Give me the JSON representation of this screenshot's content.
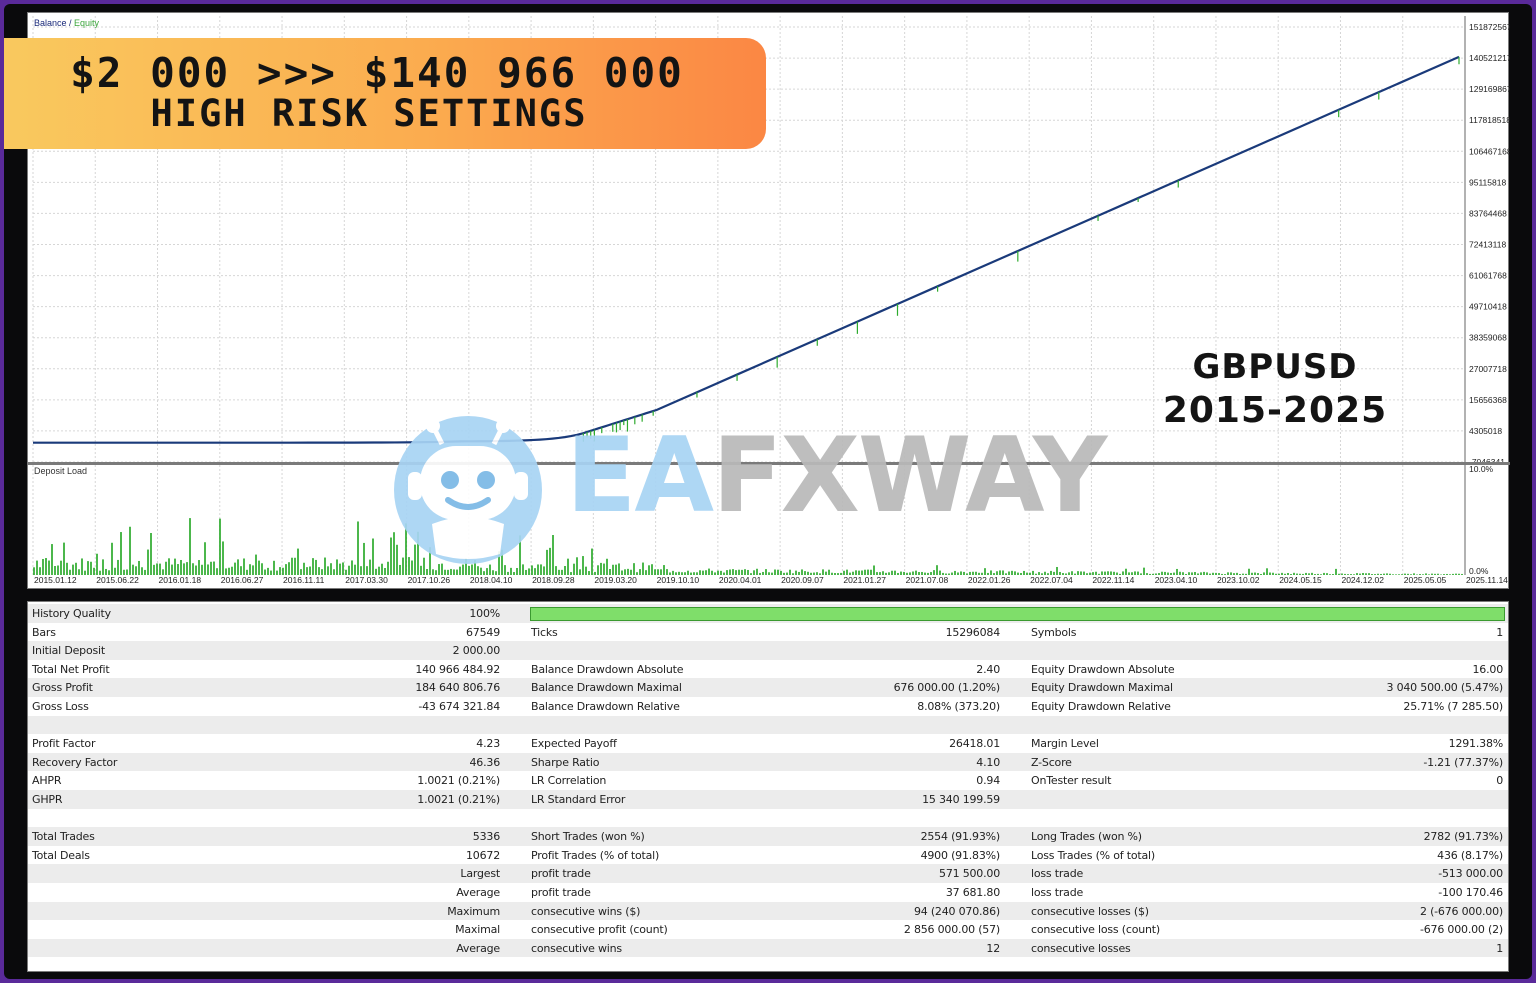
{
  "banner": {
    "line1": "$2 000 >>> $140 966 000",
    "line2": "HIGH RISK SETTINGS"
  },
  "overlay": {
    "pair": "GBPUSD",
    "years": "2015-2025"
  },
  "watermark": {
    "text_blue": "EA",
    "text_gray": "FXWAY",
    "icon": "robot-mascot-icon"
  },
  "chart": {
    "legend_balance": "Balance",
    "legend_sep": " / ",
    "legend_equity": "Equity",
    "deposit_load_label": "Deposit Load",
    "y_labels": [
      "151872567",
      "140521217",
      "129169867",
      "117818518",
      "106467168",
      "95115818",
      "83764468",
      "72413118",
      "61061768",
      "49710418",
      "38359068",
      "27007718",
      "15656368",
      "4305018",
      "-7046341"
    ],
    "dl_top": "10.0%",
    "dl_bottom": "0.0%",
    "x_labels": [
      "2015.01.12",
      "2015.06.22",
      "2016.01.18",
      "2016.06.27",
      "2016.11.11",
      "2017.03.30",
      "2017.10.26",
      "2018.04.10",
      "2018.09.28",
      "2019.03.20",
      "2019.10.10",
      "2020.04.01",
      "2020.09.07",
      "2021.01.27",
      "2021.07.08",
      "2022.01.26",
      "2022.07.04",
      "2022.11.14",
      "2023.04.10",
      "2023.10.02",
      "2024.05.15",
      "2024.12.02",
      "2025.05.05",
      "2025.11.14"
    ],
    "colors": {
      "balance": "#1a3a7a",
      "equity": "#2eab2e",
      "grid": "#d6d6d6",
      "load": "#1fa51f"
    }
  },
  "chart_data": {
    "type": "line",
    "title": "",
    "xlabel": "",
    "ylabel": "",
    "x": [
      "2015.01.12",
      "2018.04.10",
      "2019.03.20",
      "2019.10.10",
      "2025.11.14"
    ],
    "series": [
      {
        "name": "Balance",
        "values": [
          2000,
          500000,
          3500000,
          12000000,
          140966484.92
        ]
      }
    ],
    "ylim": [
      -7046341,
      151872567
    ],
    "grid": true
  },
  "stats": {
    "rows": [
      {
        "c1": "History Quality",
        "v1": "100%",
        "bar": true
      },
      {
        "c1": "Bars",
        "v1": "67549",
        "c2": "Ticks",
        "v2": "15296084",
        "c3": "Symbols",
        "v3": "1"
      },
      {
        "c1": "Initial Deposit",
        "v1": "2 000.00"
      },
      {
        "c1": "Total Net Profit",
        "v1": "140 966 484.92",
        "c2": "Balance Drawdown Absolute",
        "v2": "2.40",
        "c3": "Equity Drawdown Absolute",
        "v3": "16.00"
      },
      {
        "c1": "Gross Profit",
        "v1": "184 640 806.76",
        "c2": "Balance Drawdown Maximal",
        "v2": "676 000.00 (1.20%)",
        "c3": "Equity Drawdown Maximal",
        "v3": "3 040 500.00 (5.47%)"
      },
      {
        "c1": "Gross Loss",
        "v1": "-43 674 321.84",
        "c2": "Balance Drawdown Relative",
        "v2": "8.08% (373.20)",
        "c3": "Equity Drawdown Relative",
        "v3": "25.71% (7 285.50)"
      },
      {},
      {
        "c1": "Profit Factor",
        "v1": "4.23",
        "c2": "Expected Payoff",
        "v2": "26418.01",
        "c3": "Margin Level",
        "v3": "1291.38%"
      },
      {
        "c1": "Recovery Factor",
        "v1": "46.36",
        "c2": "Sharpe Ratio",
        "v2": "4.10",
        "c3": "Z-Score",
        "v3": "-1.21 (77.37%)"
      },
      {
        "c1": "AHPR",
        "v1": "1.0021 (0.21%)",
        "c2": "LR Correlation",
        "v2": "0.94",
        "c3": "OnTester result",
        "v3": "0"
      },
      {
        "c1": "GHPR",
        "v1": "1.0021 (0.21%)",
        "c2": "LR Standard Error",
        "v2": "15 340 199.59"
      },
      {},
      {
        "c1": "Total Trades",
        "v1": "5336",
        "c2": "Short Trades (won %)",
        "v2": "2554 (91.93%)",
        "c3": "Long Trades (won %)",
        "v3": "2782 (91.73%)"
      },
      {
        "c1": "Total Deals",
        "v1": "10672",
        "c2": "Profit Trades (% of total)",
        "v2": "4900 (91.83%)",
        "c3": "Loss Trades (% of total)",
        "v3": "436 (8.17%)"
      },
      {
        "v1": "Largest",
        "c2": "profit trade",
        "v2": "571 500.00",
        "c3": "loss trade",
        "v3": "-513 000.00"
      },
      {
        "v1": "Average",
        "c2": "profit trade",
        "v2": "37 681.80",
        "c3": "loss trade",
        "v3": "-100 170.46"
      },
      {
        "v1": "Maximum",
        "c2": "consecutive wins ($)",
        "v2": "94 (240 070.86)",
        "c3": "consecutive losses ($)",
        "v3": "2 (-676 000.00)"
      },
      {
        "v1": "Maximal",
        "c2": "consecutive profit (count)",
        "v2": "2 856 000.00 (57)",
        "c3": "consecutive loss (count)",
        "v3": "-676 000.00 (2)"
      },
      {
        "v1": "Average",
        "c2": "consecutive wins",
        "v2": "12",
        "c3": "consecutive losses",
        "v3": "1"
      }
    ]
  }
}
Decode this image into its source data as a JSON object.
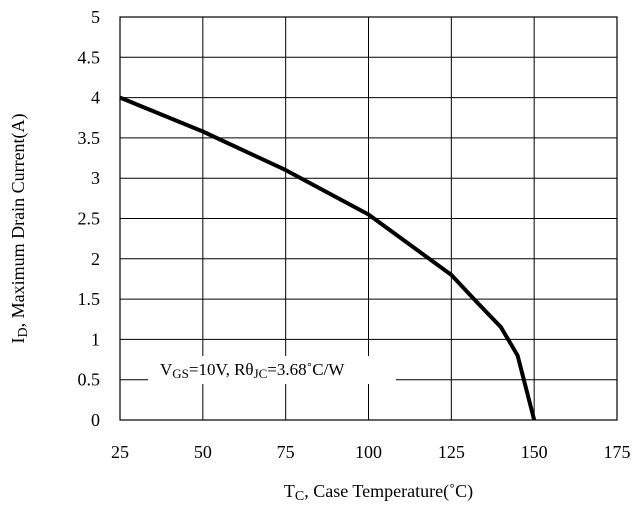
{
  "chart_data": {
    "type": "line",
    "x_ticks": [
      "25",
      "50",
      "75",
      "100",
      "125",
      "150",
      "175"
    ],
    "y_ticks": [
      "0",
      "0.5",
      "1",
      "1.5",
      "2",
      "2.5",
      "3",
      "3.5",
      "4",
      "4.5",
      "5"
    ],
    "xlim": [
      25,
      175
    ],
    "ylim": [
      0,
      5
    ],
    "grid": true,
    "xlabel": {
      "main": "T",
      "sub": "C",
      "rest": ", Case Temperature(˚C)"
    },
    "ylabel": {
      "main": "I",
      "sub": "D",
      "rest": ", Maximum Drain Current(A)"
    },
    "annotation": {
      "v": "V",
      "v_sub": "GS",
      "v_rest": "=10V, Rθ",
      "r_sub": "JC",
      "r_rest": "=3.68˚C/W"
    },
    "series": [
      {
        "x": [
          25,
          50,
          75,
          100,
          125,
          133,
          140,
          145,
          150
        ],
        "y": [
          4.0,
          3.58,
          3.1,
          2.55,
          1.8,
          1.45,
          1.15,
          0.8,
          0.0
        ]
      }
    ],
    "line_color": "#000000"
  }
}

● ● ● ●

• **Written problem**
Which lines include the word "losses"? Copy every one of them.

• **The output**
        "c3": "consecutive losses ($)",
        "c3": "consecutive losses",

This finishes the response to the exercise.